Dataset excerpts
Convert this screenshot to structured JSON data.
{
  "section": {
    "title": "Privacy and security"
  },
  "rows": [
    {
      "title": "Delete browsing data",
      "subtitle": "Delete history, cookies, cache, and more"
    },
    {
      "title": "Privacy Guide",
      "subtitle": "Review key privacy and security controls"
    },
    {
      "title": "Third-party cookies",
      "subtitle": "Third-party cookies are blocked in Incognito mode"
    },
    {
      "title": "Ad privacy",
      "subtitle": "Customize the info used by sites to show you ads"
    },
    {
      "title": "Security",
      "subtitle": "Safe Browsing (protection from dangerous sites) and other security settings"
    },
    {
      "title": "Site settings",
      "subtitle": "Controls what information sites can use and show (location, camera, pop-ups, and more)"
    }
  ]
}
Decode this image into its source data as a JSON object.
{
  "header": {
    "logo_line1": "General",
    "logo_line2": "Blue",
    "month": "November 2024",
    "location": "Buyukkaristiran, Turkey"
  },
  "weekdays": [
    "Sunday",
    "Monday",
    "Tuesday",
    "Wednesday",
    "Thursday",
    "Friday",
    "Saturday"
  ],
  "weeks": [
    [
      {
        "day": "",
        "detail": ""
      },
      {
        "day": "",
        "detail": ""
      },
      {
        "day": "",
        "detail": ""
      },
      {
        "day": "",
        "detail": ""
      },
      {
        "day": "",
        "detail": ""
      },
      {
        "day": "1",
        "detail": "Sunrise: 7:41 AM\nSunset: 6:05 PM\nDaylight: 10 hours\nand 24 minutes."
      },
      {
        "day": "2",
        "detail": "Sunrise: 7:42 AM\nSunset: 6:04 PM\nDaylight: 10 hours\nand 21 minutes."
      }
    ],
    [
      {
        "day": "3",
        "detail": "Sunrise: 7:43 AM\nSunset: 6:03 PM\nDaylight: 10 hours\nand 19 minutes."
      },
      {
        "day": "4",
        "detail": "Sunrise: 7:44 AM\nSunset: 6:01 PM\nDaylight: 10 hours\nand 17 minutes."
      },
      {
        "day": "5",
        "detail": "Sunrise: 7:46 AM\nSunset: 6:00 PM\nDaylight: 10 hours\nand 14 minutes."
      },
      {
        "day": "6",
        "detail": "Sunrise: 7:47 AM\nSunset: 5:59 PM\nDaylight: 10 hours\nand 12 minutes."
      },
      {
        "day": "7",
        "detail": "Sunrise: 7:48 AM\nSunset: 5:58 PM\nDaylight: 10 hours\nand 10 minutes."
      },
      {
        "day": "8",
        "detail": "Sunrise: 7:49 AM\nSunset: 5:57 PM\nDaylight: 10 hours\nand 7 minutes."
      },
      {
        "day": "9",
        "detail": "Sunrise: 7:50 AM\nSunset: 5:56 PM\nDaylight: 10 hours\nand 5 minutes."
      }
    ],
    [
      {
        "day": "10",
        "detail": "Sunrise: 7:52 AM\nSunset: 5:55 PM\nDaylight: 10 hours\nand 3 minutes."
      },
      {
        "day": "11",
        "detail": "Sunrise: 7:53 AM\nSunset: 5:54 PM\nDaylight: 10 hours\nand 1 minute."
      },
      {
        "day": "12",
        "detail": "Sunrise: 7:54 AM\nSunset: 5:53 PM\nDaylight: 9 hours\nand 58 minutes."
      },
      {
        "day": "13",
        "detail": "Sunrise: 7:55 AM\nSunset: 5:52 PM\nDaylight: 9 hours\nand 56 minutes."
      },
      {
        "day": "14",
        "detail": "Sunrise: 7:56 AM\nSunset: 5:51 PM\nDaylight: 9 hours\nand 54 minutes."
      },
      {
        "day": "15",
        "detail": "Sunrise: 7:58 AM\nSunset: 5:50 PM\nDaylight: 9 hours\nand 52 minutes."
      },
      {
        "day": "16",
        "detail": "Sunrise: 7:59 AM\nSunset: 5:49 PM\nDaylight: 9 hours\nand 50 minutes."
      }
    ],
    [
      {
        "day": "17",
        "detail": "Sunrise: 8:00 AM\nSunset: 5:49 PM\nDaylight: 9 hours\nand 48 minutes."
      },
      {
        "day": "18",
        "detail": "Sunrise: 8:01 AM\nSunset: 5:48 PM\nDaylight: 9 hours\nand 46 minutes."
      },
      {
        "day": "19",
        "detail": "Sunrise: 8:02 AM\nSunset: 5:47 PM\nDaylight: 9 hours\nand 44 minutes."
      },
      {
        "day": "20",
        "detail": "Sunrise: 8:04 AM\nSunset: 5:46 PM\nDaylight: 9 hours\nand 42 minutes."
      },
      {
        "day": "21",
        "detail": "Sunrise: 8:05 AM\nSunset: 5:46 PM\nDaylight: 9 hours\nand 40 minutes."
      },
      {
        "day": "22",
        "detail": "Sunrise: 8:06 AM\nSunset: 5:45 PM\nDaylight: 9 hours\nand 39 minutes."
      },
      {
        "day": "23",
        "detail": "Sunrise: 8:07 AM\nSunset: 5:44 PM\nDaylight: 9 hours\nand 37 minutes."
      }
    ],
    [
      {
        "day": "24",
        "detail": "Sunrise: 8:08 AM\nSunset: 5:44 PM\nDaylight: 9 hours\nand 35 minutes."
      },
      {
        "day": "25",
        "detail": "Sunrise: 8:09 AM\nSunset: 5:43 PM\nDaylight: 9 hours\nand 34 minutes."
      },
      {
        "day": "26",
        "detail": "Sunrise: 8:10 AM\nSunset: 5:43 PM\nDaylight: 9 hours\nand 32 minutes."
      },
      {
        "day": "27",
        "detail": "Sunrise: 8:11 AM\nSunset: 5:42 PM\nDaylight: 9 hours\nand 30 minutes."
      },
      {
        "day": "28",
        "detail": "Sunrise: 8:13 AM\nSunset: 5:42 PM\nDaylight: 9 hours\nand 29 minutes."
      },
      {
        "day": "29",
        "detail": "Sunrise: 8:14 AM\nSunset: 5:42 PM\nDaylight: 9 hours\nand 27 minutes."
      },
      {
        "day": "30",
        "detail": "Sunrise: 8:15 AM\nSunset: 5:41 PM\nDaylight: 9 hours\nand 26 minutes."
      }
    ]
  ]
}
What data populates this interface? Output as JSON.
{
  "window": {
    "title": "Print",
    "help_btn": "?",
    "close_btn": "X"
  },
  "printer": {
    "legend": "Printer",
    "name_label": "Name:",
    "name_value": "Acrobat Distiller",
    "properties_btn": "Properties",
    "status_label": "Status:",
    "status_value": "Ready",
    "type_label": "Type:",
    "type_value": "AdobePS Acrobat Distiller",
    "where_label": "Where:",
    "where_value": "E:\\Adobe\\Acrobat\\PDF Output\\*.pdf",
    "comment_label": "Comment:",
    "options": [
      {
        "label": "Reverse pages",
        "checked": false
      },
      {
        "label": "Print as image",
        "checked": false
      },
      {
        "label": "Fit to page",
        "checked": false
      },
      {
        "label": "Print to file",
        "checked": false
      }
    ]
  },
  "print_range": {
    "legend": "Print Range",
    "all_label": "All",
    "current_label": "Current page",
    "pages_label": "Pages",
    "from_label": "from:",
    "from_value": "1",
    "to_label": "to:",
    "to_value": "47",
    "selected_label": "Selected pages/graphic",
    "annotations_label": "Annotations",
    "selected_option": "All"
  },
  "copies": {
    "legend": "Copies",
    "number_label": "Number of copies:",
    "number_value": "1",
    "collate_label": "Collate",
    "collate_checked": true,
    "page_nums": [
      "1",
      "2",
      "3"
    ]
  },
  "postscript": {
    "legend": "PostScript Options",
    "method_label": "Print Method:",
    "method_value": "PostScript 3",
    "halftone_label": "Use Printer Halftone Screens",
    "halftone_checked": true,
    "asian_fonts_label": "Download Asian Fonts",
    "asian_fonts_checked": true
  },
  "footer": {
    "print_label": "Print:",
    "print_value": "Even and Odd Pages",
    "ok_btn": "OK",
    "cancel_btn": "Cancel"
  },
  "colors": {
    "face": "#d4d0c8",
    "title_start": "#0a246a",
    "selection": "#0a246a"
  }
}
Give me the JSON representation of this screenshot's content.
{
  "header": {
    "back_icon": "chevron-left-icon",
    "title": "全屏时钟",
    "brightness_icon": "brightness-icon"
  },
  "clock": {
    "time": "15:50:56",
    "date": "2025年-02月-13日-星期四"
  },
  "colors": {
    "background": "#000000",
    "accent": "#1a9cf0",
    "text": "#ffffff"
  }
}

▸ **INSTRUCTION**: Pick out the lines containing the string "location".

▸ **ANSWER TO THIS EXERCISE**:
      "subtitle": "Controls what information sites can use and show (location, camera, pop-ups, and more)"
    "location": "Buyukkaristiran, Turkey"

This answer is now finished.